> WORK TO BE COMPLETED
Wherever a line below holds the word "BREITE", copy that line.

[Dataset records]

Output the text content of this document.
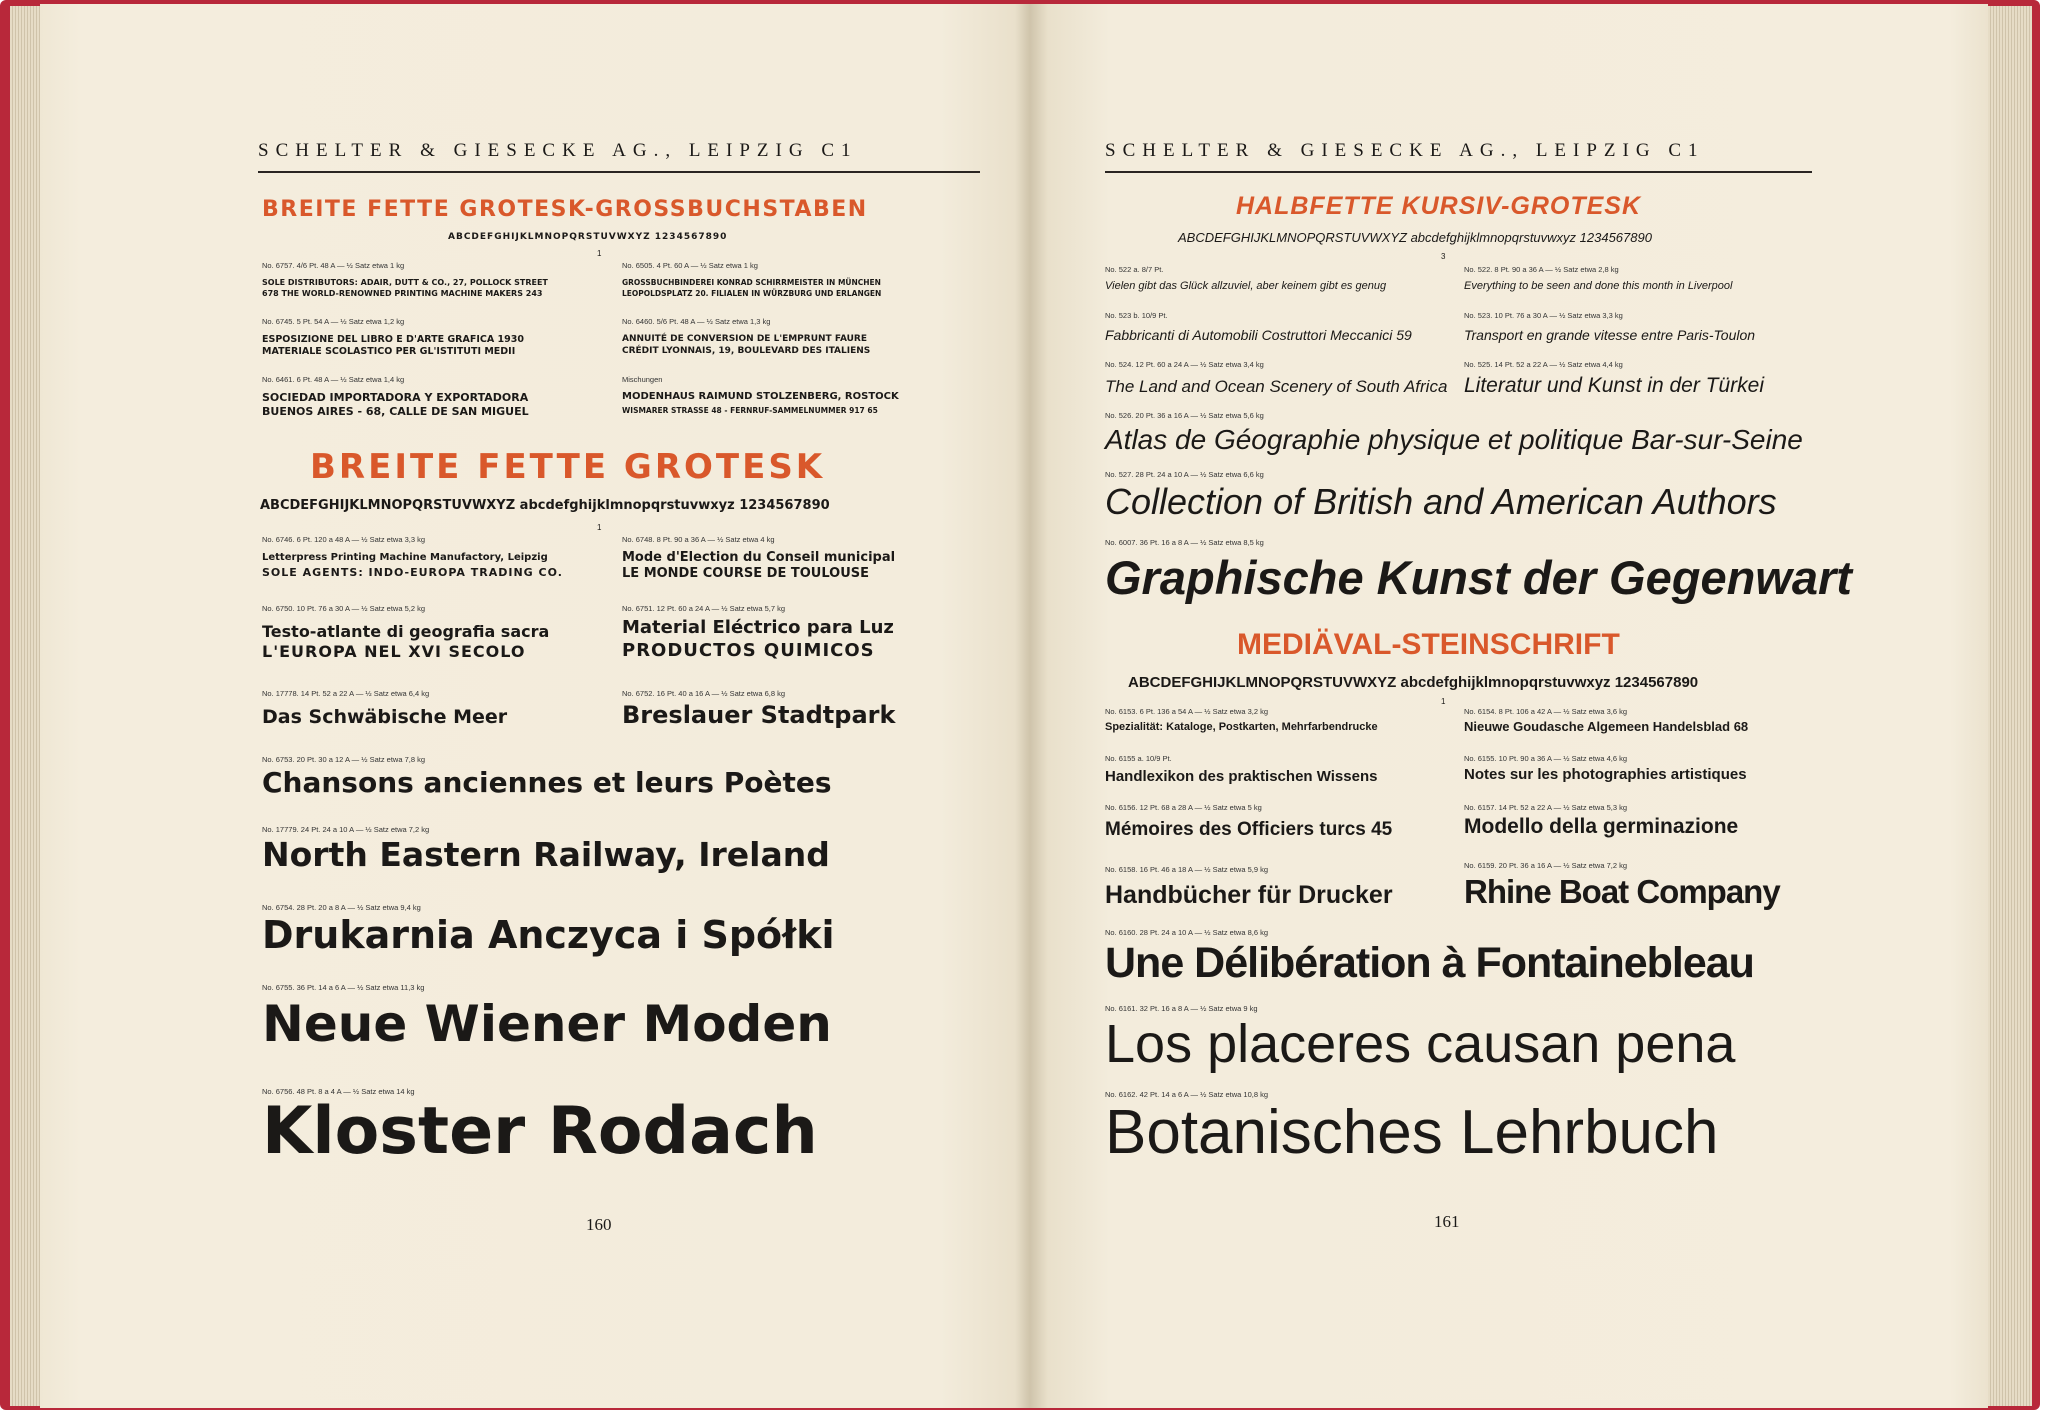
SCHELTER & GIESECKE AG., LEIPZIG C1
BREITE FETTE GROTESK-GROSSBUCHSTABEN
ABCDEFGHIJKLMNOPQRSTUVWXYZ 1234567890
1
No. 6757. 4/6 Pt. 48 A — ½ Satz etwa 1 kg
SOLE DISTRIBUTORS: ADAIR, DUTT & CO., 27, POLLOCK STREET
678 THE WORLD-RENOWNED PRINTING MACHINE MAKERS 243
No. 6505. 4 Pt. 60 A — ½ Satz etwa 1 kg
GROSSBUCHBINDEREI KONRAD SCHIRRMEISTER IN MÜNCHEN
LEOPOLDSPLATZ 20. FILIALEN IN WÜRZBURG UND ERLANGEN
No. 6745. 5 Pt. 54 A — ½ Satz etwa 1,2 kg
ESPOSIZIONE DEL LIBRO E D'ARTE GRAFICA 1930
MATERIALE SCOLASTICO PER GL'ISTITUTI MEDII
No. 6460. 5/6 Pt. 48 A — ½ Satz etwa 1,3 kg
ANNUITÉ DE CONVERSION DE L'EMPRUNT FAURE
CRÉDIT LYONNAIS, 19, BOULEVARD DES ITALIENS
No. 6461. 6 Pt. 48 A — ½ Satz etwa 1,4 kg
SOCIEDAD IMPORTADORA Y EXPORTADORA
BUENOS AIRES - 68, CALLE DE SAN MIGUEL
Mischungen
MODENHAUS RAIMUND STOLZENBERG, ROSTOCK
WISMARER STRASSE 48 - FERNRUF-SAMMELNUMMER 917 65
BREITE FETTE GROTESK
ABCDEFGHIJKLMNOPQRSTUVWXYZ abcdefghijklmnopqrstuvwxyz 1234567890
1
No. 6746. 6 Pt. 120 a 48 A — ½ Satz etwa 3,3 kg
Letterpress Printing Machine Manufactory, Leipzig
SOLE AGENTS: INDO-EUROPA TRADING CO.
No. 6748. 8 Pt. 90 a 36 A — ½ Satz etwa 4 kg
Mode d'Election du Conseil municipal
LE MONDE COURSE DE TOULOUSE
No. 6750. 10 Pt. 76 a 30 A — ½ Satz etwa 5,2 kg
Testo-atlante di geografia sacra
L'EUROPA NEL XVI SECOLO
No. 6751. 12 Pt. 60 a 24 A — ½ Satz etwa 5,7 kg
Material Eléctrico para Luz
PRODUCTOS QUIMICOS
No. 17778. 14 Pt. 52 a 22 A — ½ Satz etwa 6,4 kg
Das Schwäbische Meer
No. 6752. 16 Pt. 40 a 16 A — ½ Satz etwa 6,8 kg
Breslauer Stadtpark
No. 6753. 20 Pt. 30 a 12 A — ½ Satz etwa 7,8 kg
Chansons anciennes et leurs Poètes
No. 17779. 24 Pt. 24 a 10 A — ½ Satz etwa 7,2 kg
North Eastern Railway, Ireland
No. 6754. 28 Pt. 20 a 8 A — ½ Satz etwa 9,4 kg
Drukarnia Anczyca i Spółki
No. 6755. 36 Pt. 14 a 6 A — ½ Satz etwa 11,3 kg
Neue Wiener Moden
No. 6756. 48 Pt. 8 a 4 A — ½ Satz etwa 14 kg
Kloster Rodach
160
SCHELTER & GIESECKE AG., LEIPZIG C1
HALBFETTE KURSIV-GROTESK
ABCDEFGHIJKLMNOPQRSTUVWXYZ abcdefghijklmnopqrstuvwxyz 1234567890
3
No. 522 a. 8/7 Pt.
Vielen gibt das Glück allzuviel, aber keinem gibt es genug
No. 522. 8 Pt. 90 a 36 A — ½ Satz etwa 2,8 kg
Everything to be seen and done this month in Liverpool
No. 523 b. 10/9 Pt.
Fabbricanti di Automobili Costruttori Meccanici 59
No. 523. 10 Pt. 76 a 30 A — ½ Satz etwa 3,3 kg
Transport en grande vitesse entre Paris-Toulon
No. 524. 12 Pt. 60 a 24 A — ½ Satz etwa 3,4 kg
The Land and Ocean Scenery of South Africa
No. 525. 14 Pt. 52 a 22 A — ½ Satz etwa 4,4 kg
Literatur und Kunst in der Türkei
No. 526. 20 Pt. 36 a 16 A — ½ Satz etwa 5,6 kg
Atlas de Géographie physique et politique Bar-sur-Seine
No. 527. 28 Pt. 24 a 10 A — ½ Satz etwa 6,6 kg
Collection of British and American Authors
No. 6007. 36 Pt. 16 a 8 A — ½ Satz etwa 8,5 kg
Graphische Kunst der Gegenwart
MEDIÄVAL-STEINSCHRIFT
ABCDEFGHIJKLMNOPQRSTUVWXYZ abcdefghijklmnopqrstuvwxyz 1234567890
1
No. 6153. 6 Pt. 136 a 54 A — ½ Satz etwa 3,2 kg
Spezialität: Kataloge, Postkarten, Mehrfarbendrucke
No. 6154. 8 Pt. 106 a 42 A — ½ Satz etwa 3,6 kg
Nieuwe Goudasche Algemeen Handelsblad 68
No. 6155 a. 10/9 Pt.
Handlexikon des praktischen Wissens
No. 6155. 10 Pt. 90 a 36 A — ½ Satz etwa 4,6 kg
Notes sur les photographies artistiques
No. 6156. 12 Pt. 68 a 28 A — ½ Satz etwa 5 kg
Mémoires des Officiers turcs 45
No. 6157. 14 Pt. 52 a 22 A — ½ Satz etwa 5,3 kg
Modello della germinazione
No. 6158. 16 Pt. 46 a 18 A — ½ Satz etwa 5,9 kg
Handbücher für Drucker
No. 6159. 20 Pt. 36 a 16 A — ½ Satz etwa 7,2 kg
Rhine Boat Company
No. 6160. 28 Pt. 24 a 10 A — ½ Satz etwa 8,6 kg
Une Délibération à Fontainebleau
No. 6161. 32 Pt. 16 a 8 A — ½ Satz etwa 9 kg
Los placeres causan pena
No. 6162. 42 Pt. 14 a 6 A — ½ Satz etwa 10,8 kg
Botanisches Lehrbuch
161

> ANSWER TO THIS EXERCISE
BREITE FETTE GROTESK-GROSSBUCHSTABEN
BREITE FETTE GROTESK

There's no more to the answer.